[Data excerpts]

####################

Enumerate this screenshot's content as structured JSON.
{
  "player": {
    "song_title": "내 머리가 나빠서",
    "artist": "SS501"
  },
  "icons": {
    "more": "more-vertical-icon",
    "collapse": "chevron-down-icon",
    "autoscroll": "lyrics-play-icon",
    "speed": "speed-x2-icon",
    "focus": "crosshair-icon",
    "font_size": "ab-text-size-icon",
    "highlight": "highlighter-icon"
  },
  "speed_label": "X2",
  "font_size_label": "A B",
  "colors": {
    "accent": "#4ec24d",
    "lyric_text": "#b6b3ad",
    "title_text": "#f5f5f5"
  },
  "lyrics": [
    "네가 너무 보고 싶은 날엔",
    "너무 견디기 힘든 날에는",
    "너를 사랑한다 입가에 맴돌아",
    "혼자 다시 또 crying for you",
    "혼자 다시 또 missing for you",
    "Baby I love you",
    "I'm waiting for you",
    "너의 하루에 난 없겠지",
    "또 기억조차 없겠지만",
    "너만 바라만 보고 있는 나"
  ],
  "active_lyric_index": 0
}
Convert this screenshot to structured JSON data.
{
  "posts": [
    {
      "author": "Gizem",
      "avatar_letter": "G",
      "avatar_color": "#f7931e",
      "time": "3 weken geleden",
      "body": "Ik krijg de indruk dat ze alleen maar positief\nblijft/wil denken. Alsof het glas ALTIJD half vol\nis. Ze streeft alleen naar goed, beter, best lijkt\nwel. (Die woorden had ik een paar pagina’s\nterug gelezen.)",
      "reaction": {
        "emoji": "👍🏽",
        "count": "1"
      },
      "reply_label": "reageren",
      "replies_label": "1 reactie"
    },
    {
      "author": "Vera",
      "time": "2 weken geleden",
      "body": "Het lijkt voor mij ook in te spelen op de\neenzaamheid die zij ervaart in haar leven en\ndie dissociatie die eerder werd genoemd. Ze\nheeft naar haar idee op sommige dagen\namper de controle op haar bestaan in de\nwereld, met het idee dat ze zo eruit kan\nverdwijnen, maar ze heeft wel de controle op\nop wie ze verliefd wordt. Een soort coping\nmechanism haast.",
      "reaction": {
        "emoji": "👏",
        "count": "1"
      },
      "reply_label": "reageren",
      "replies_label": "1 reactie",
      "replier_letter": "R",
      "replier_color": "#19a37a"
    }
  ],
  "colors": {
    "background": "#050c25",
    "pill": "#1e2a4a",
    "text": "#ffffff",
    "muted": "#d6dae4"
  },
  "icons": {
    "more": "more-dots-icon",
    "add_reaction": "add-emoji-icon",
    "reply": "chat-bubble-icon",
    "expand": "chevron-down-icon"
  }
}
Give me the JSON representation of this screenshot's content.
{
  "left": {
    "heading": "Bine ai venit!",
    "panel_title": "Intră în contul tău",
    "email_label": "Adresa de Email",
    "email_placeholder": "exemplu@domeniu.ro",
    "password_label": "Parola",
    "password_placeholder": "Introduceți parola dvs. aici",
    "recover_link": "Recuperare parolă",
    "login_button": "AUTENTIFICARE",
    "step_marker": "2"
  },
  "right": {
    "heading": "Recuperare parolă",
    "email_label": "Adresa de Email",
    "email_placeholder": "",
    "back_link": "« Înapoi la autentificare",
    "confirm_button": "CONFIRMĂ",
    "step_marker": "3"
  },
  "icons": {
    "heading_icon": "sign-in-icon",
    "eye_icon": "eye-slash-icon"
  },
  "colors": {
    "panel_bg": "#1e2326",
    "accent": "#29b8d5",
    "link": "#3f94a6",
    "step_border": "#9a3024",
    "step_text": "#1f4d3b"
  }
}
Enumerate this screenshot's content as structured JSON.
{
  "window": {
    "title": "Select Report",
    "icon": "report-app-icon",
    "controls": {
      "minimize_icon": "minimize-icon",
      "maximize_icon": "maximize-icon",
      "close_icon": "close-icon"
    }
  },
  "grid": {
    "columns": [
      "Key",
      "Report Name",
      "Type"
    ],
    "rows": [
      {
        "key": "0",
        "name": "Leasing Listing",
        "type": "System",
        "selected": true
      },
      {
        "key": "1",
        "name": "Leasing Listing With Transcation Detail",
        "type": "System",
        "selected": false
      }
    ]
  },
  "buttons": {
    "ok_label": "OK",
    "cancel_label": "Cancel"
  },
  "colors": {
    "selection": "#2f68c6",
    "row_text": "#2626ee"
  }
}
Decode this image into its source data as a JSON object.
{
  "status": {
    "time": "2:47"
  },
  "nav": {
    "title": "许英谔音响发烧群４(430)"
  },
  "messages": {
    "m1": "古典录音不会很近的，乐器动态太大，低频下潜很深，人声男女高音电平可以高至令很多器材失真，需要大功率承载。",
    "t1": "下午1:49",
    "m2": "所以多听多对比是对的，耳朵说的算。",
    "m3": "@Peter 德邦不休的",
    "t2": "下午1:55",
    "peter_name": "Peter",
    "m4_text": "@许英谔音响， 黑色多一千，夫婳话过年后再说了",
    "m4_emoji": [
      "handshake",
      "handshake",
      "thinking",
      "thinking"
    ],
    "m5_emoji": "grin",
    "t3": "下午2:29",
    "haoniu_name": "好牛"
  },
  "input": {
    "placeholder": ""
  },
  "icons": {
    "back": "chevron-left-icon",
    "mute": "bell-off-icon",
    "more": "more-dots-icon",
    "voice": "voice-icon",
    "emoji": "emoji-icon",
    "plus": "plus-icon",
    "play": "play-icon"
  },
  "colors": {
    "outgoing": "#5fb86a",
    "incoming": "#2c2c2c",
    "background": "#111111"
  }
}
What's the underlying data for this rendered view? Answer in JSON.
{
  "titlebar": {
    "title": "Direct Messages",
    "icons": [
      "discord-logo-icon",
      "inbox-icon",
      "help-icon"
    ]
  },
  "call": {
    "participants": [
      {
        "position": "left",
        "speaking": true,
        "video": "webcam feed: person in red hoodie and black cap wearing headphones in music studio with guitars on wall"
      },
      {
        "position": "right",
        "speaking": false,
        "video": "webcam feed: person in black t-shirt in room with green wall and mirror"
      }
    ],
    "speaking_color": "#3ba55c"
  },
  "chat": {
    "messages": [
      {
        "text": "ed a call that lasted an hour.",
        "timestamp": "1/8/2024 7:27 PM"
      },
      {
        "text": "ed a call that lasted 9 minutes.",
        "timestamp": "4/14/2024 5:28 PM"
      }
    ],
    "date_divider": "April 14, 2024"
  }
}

####################

WHAT THE EXERCISE ASKS:
Which lines contain the word "webcam"? Return each of them.

TASK RESULT:
        "video": "webcam feed: person in red hoodie and black cap wearing headphones in music studio with guitars on wall"
        "video": "webcam feed: person in black t-shirt in room with green wall and mirror"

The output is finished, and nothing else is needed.